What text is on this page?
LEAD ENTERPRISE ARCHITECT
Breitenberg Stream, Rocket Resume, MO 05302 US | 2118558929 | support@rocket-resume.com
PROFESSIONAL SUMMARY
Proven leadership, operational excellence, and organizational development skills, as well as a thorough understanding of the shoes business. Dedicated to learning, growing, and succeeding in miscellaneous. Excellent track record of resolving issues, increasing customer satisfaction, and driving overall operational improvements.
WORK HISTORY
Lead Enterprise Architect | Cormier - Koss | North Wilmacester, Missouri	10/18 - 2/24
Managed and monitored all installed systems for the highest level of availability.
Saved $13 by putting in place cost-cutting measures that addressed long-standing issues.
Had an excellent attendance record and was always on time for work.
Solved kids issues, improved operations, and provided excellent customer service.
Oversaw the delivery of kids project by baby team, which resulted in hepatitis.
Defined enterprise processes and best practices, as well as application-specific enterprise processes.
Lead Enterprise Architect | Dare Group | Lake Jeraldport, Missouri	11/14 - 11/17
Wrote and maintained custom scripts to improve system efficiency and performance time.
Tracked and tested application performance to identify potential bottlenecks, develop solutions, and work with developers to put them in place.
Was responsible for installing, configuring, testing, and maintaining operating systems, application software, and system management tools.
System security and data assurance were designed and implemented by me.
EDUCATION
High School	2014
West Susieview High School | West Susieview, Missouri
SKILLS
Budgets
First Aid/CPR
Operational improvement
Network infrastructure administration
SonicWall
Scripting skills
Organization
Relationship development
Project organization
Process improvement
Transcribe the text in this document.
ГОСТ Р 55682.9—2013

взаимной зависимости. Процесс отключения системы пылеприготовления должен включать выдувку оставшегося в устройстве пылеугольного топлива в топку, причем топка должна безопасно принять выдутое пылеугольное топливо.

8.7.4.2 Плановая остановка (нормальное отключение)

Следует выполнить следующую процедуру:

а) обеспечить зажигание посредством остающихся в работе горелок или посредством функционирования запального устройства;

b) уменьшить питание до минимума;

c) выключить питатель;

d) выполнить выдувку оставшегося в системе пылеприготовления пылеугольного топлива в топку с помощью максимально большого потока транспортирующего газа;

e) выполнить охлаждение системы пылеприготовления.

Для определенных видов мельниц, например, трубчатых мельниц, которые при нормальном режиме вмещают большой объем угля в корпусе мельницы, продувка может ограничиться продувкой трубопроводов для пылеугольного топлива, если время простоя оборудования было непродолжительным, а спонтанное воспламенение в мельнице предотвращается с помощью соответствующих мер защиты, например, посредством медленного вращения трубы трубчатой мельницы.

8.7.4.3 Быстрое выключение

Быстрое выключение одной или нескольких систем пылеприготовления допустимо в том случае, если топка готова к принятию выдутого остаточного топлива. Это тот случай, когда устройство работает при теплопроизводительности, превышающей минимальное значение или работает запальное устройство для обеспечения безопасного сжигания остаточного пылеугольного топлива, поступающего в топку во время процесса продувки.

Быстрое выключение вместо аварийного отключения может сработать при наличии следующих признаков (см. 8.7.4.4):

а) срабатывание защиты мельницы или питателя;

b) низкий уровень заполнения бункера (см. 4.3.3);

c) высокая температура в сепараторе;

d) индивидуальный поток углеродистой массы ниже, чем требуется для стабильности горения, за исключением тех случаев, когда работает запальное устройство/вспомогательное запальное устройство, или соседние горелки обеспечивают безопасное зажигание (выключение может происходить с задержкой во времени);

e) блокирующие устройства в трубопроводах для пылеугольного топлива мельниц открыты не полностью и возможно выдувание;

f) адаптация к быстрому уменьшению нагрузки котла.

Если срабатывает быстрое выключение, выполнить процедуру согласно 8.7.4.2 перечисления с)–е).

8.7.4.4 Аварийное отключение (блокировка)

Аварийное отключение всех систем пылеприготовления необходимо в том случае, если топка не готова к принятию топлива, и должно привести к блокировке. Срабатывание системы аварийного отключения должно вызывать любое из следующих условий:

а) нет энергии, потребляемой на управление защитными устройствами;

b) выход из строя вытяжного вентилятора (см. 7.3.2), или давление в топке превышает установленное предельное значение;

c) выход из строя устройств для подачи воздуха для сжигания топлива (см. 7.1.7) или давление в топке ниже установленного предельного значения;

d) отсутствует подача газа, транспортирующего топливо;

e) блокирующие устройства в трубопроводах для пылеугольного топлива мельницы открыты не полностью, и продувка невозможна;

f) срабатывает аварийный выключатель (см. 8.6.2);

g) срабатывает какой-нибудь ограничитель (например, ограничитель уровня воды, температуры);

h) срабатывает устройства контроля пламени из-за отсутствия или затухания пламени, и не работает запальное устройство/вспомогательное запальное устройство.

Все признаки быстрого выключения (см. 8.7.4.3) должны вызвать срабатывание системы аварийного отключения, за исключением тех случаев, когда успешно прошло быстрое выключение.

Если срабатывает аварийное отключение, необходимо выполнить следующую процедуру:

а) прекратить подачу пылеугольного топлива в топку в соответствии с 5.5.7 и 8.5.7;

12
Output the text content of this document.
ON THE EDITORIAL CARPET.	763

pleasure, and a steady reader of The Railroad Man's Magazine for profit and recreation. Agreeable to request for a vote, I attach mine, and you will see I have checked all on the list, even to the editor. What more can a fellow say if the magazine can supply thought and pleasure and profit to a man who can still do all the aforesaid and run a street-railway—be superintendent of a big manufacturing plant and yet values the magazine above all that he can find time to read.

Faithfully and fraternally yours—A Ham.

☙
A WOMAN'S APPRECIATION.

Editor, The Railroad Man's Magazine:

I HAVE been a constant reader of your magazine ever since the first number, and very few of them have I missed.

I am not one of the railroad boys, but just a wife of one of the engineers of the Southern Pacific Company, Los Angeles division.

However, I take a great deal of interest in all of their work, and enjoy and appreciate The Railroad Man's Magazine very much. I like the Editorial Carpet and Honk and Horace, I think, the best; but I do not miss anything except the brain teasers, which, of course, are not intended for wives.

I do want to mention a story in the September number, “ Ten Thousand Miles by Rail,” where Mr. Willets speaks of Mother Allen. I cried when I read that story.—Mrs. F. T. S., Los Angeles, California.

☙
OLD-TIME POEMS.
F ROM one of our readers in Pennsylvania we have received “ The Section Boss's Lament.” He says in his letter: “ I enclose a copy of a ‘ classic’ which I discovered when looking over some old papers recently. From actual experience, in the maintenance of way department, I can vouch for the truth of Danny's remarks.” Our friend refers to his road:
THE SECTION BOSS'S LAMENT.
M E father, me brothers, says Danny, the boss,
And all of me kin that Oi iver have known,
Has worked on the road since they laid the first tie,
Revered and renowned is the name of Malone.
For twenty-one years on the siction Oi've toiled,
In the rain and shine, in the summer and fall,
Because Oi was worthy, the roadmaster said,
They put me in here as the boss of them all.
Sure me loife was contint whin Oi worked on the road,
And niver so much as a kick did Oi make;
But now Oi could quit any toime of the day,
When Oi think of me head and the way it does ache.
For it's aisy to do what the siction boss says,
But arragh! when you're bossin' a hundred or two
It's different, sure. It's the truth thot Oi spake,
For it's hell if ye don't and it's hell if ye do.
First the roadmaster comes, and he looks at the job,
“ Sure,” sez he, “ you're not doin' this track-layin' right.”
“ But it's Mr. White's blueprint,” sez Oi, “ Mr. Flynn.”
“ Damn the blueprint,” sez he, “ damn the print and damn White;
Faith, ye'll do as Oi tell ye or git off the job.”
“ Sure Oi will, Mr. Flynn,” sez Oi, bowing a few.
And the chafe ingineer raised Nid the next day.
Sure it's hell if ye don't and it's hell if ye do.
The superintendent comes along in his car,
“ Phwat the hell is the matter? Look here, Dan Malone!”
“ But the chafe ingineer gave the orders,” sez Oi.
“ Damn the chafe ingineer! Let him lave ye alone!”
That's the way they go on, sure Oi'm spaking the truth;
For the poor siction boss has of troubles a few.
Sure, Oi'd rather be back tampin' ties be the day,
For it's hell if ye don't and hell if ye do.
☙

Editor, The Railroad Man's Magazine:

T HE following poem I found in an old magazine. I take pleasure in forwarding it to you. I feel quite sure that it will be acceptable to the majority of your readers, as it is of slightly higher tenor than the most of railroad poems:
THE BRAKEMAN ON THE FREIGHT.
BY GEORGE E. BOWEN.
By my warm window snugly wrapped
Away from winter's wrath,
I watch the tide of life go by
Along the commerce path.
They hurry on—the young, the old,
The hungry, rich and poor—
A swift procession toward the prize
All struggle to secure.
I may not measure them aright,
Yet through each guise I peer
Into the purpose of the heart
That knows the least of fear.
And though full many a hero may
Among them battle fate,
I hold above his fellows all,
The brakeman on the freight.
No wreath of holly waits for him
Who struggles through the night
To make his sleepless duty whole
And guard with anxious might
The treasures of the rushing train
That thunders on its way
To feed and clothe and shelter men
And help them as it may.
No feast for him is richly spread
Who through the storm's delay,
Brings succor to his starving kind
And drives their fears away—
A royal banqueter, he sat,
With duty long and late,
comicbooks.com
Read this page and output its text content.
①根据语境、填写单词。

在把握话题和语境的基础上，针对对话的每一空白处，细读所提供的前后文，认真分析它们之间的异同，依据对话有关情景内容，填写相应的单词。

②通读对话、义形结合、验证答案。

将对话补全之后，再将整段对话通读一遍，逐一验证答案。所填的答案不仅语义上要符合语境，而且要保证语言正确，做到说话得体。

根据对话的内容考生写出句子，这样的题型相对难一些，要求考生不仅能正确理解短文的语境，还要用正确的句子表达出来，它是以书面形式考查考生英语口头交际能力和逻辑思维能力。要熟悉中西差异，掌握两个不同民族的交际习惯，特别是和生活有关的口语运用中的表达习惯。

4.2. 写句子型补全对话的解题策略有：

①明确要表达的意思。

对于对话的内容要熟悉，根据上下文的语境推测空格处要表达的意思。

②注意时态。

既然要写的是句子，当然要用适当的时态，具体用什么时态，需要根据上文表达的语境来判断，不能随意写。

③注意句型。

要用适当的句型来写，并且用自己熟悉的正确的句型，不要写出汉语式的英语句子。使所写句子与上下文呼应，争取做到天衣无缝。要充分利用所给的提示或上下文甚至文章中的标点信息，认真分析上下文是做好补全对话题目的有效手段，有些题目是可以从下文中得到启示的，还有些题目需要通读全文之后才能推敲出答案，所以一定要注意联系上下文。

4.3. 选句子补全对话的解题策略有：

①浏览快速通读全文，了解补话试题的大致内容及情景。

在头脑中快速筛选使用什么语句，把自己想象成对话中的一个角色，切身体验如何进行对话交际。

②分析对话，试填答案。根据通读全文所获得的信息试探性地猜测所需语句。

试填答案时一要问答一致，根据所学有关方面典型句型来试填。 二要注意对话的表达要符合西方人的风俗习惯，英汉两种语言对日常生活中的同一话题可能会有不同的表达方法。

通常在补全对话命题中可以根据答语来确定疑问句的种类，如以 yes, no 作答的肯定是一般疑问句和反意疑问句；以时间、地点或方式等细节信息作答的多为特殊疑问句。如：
|---|
To be done
Work out how many lines of the data above contain the string "document" and give the number alone.

Exercise response
2